Your goal:
Reproduce, unchanged, the lines of the records from the very first line through the line containing "curve-lower (52, 9, 505, 456)", with both included.

>> Start Data records

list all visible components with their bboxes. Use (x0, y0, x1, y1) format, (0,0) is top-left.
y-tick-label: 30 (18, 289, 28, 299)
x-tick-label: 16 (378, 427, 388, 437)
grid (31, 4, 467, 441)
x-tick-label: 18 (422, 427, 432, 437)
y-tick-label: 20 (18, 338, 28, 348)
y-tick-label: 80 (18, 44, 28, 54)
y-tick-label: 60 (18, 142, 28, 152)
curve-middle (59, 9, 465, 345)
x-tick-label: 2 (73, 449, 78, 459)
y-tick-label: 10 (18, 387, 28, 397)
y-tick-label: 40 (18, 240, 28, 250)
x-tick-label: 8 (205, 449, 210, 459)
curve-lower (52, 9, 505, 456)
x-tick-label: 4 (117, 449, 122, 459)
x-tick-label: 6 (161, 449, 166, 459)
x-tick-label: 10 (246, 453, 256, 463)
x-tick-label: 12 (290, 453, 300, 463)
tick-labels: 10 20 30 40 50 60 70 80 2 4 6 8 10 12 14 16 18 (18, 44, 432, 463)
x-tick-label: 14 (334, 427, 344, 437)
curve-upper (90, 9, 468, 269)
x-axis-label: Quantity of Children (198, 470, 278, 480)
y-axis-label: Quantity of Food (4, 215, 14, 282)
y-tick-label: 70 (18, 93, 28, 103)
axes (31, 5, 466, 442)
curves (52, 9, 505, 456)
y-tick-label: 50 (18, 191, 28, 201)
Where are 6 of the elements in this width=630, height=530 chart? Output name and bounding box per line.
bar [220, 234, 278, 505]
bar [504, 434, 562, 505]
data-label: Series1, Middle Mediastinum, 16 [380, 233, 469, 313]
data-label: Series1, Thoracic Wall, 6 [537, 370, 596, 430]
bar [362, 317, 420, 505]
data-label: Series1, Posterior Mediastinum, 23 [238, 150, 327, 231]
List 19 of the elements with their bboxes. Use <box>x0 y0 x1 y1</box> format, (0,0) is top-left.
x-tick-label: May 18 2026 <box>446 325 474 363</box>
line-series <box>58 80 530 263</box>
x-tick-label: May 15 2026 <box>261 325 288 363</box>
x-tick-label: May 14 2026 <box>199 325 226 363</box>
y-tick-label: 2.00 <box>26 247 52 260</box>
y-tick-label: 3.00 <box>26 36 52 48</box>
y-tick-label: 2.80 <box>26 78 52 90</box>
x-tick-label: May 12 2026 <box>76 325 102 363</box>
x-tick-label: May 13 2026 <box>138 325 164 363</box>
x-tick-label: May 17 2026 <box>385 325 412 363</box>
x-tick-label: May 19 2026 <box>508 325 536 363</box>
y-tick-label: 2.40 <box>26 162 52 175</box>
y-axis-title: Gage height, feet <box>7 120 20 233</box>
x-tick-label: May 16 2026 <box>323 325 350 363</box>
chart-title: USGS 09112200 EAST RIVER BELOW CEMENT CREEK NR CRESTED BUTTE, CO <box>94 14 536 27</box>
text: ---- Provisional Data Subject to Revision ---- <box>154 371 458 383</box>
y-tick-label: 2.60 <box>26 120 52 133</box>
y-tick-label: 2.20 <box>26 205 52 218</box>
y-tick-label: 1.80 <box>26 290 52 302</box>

>> End Data records

Exercise response:
list all visible components with their bboxes. Use (x0, y0, x1, y1) format, (0,0) is top-left.
y-tick-label: 30 (18, 289, 28, 299)
x-tick-label: 16 (378, 427, 388, 437)
grid (31, 4, 467, 441)
x-tick-label: 18 (422, 427, 432, 437)
y-tick-label: 20 (18, 338, 28, 348)
y-tick-label: 80 (18, 44, 28, 54)
y-tick-label: 60 (18, 142, 28, 152)
curve-middle (59, 9, 465, 345)
x-tick-label: 2 (73, 449, 78, 459)
y-tick-label: 10 (18, 387, 28, 397)
y-tick-label: 40 (18, 240, 28, 250)
x-tick-label: 8 (205, 449, 210, 459)
curve-lower (52, 9, 505, 456)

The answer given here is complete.